[start EXTRACTED ENTRIES]

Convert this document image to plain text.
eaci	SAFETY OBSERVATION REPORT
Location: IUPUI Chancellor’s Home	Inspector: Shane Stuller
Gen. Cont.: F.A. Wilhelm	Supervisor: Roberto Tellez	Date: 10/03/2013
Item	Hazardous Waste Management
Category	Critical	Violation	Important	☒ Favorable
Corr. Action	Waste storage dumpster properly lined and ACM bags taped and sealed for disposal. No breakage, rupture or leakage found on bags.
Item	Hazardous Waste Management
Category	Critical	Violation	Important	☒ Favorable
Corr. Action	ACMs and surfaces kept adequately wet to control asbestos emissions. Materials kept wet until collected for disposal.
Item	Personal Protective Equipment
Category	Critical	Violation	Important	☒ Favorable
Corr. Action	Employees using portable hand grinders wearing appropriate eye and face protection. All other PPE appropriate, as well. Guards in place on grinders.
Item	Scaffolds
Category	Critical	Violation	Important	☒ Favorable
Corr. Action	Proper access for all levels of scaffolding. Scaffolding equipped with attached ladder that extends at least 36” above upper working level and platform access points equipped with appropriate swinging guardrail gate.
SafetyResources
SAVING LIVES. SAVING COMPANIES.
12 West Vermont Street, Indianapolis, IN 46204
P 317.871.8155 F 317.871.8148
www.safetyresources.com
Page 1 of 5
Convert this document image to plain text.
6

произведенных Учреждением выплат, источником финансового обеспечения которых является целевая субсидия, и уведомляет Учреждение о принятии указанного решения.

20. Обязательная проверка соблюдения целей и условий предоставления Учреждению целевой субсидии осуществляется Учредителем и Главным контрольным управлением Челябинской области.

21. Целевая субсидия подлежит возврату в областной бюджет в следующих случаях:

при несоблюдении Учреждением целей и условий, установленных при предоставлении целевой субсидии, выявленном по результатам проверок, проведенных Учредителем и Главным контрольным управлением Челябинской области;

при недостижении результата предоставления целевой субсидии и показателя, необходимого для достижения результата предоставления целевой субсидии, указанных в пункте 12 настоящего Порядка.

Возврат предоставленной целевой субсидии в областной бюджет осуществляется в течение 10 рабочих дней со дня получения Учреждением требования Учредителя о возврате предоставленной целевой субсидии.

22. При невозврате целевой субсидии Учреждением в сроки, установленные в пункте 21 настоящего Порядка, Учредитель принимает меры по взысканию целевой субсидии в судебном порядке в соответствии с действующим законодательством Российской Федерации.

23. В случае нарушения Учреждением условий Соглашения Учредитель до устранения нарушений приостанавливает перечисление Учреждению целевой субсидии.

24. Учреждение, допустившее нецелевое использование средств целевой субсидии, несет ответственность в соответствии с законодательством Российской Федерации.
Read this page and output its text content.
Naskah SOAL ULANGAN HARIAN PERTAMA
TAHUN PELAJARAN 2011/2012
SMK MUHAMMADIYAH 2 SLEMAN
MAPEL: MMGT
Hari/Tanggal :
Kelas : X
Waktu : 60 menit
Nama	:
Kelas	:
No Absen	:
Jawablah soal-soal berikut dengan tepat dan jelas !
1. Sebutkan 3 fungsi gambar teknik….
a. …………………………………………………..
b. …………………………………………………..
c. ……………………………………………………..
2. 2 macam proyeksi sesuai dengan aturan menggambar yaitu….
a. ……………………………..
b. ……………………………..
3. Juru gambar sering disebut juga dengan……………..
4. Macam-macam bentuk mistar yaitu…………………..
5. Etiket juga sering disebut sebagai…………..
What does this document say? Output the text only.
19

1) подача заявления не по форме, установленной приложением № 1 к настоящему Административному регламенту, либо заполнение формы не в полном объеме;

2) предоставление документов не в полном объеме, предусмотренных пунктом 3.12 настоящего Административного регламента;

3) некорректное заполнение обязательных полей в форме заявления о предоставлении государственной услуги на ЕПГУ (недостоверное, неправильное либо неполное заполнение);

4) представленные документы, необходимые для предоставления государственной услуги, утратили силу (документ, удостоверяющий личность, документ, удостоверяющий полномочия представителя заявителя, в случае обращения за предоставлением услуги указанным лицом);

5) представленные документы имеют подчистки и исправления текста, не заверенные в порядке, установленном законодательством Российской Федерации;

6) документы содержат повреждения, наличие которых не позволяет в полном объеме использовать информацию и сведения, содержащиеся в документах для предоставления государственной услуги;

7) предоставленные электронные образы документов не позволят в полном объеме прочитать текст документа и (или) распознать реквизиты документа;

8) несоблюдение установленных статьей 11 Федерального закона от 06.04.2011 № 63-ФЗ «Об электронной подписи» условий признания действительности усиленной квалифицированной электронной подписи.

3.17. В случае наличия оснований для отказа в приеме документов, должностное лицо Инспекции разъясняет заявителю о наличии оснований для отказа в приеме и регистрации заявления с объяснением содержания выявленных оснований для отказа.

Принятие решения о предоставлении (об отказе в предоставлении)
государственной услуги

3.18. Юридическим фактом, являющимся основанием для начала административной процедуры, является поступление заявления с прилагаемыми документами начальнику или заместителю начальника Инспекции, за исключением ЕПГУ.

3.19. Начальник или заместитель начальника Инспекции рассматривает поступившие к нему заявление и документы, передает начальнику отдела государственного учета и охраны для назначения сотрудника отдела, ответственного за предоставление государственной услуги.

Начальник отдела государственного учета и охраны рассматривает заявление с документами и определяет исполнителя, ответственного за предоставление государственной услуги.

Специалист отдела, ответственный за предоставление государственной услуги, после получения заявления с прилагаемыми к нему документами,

[end EXTRACTED ENTRIES]

▶ WHAT YOU SHOULD DO
Which lines above contain "juga"? Show each of them.

▶ FINISHED ANSWER
3. Juru gambar sering disebut juga dengan……………..
5. Etiket juga sering disebut sebagai…………..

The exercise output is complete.